TASK:
Find the word "JSON" in the records below. List each line containing it.
* begin THE DATA *
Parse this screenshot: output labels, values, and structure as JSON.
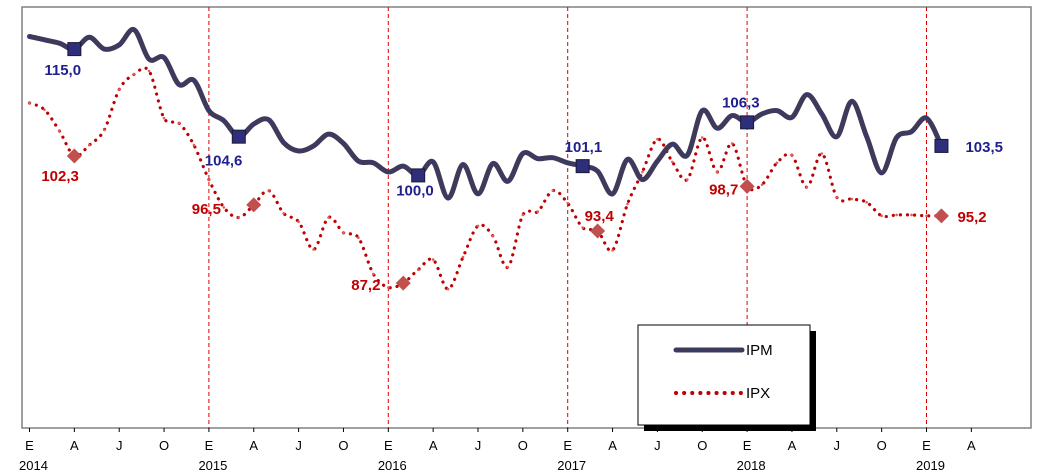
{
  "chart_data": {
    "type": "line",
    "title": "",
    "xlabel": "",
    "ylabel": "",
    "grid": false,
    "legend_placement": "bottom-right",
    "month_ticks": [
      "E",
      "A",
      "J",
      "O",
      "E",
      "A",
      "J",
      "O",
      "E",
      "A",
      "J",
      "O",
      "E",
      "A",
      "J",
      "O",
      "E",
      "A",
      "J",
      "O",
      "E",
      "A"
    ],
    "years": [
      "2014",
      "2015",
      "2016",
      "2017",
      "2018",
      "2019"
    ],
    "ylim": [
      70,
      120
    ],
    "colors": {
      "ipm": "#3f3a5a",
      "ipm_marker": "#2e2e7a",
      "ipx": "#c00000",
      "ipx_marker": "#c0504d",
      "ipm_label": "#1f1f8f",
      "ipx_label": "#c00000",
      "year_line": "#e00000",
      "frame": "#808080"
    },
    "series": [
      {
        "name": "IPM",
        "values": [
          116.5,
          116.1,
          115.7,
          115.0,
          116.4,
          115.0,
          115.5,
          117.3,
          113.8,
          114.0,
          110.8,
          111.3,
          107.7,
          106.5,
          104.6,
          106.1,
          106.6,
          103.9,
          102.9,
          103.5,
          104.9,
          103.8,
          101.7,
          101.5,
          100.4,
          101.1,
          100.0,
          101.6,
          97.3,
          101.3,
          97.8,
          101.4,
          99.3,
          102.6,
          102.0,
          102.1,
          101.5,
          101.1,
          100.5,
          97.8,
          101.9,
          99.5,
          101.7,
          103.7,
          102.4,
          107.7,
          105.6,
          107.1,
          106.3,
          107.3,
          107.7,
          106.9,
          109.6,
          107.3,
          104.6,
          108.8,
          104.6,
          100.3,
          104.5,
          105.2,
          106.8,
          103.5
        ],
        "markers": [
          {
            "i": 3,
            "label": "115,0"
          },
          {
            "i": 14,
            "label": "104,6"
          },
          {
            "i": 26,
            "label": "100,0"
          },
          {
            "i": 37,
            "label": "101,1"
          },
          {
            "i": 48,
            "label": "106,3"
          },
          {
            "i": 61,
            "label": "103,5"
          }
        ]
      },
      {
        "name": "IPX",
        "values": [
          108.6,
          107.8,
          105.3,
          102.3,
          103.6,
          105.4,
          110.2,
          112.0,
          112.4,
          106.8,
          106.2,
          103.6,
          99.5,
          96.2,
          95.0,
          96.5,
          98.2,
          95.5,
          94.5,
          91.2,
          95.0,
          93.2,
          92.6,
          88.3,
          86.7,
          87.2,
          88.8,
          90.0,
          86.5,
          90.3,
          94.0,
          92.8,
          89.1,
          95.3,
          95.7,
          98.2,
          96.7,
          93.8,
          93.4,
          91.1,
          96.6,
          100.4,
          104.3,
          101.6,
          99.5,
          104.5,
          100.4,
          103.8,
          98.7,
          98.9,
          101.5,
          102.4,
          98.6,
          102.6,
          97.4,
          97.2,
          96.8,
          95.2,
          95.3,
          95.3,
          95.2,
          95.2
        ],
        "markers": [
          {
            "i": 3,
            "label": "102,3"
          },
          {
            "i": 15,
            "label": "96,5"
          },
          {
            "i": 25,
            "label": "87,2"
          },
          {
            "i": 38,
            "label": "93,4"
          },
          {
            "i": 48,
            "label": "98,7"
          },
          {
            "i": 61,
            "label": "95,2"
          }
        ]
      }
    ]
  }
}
* end THE DATA *
* begin THE DATA *
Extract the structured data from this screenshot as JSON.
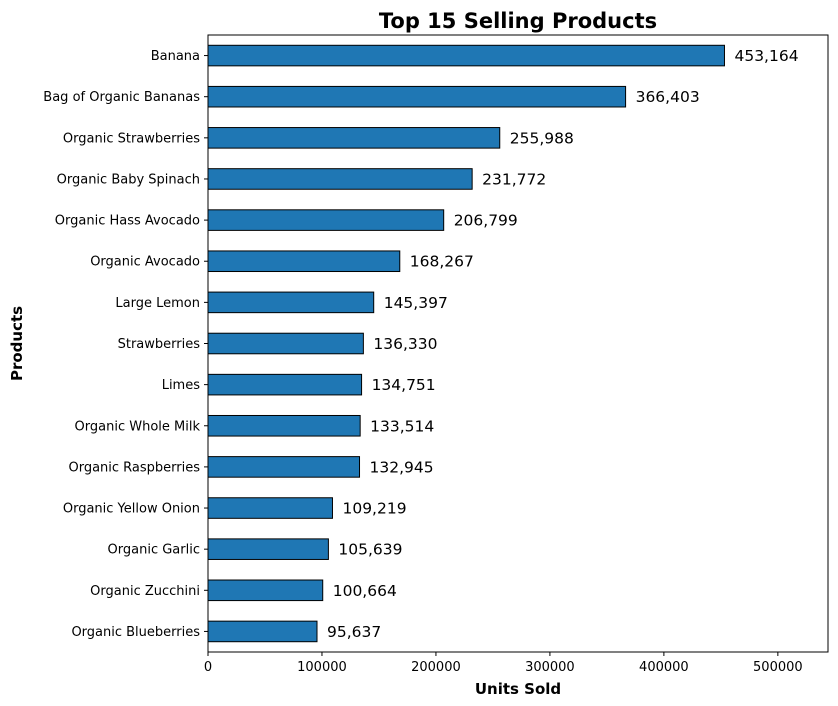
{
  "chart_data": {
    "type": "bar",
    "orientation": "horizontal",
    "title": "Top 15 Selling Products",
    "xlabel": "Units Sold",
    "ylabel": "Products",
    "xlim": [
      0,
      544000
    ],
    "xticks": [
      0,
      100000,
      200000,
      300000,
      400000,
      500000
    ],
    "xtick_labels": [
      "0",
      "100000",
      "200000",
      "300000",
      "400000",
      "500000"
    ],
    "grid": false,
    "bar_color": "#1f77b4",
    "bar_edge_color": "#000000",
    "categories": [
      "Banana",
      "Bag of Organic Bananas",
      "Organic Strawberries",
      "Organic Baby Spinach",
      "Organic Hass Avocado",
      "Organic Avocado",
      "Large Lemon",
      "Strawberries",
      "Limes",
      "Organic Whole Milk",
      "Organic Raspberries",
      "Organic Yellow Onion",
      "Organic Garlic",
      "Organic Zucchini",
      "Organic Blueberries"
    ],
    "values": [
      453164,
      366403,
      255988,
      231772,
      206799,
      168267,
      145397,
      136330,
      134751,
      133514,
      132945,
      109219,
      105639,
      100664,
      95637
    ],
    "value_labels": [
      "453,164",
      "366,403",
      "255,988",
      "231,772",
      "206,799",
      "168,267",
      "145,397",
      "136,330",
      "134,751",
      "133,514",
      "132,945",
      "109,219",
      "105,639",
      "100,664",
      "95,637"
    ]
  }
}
* end THE DATA *
RESULT FOR THIS TASK:
Parse this screenshot: output labels, values, and structure as JSON.
Extract the structured data from this screenshot as JSON.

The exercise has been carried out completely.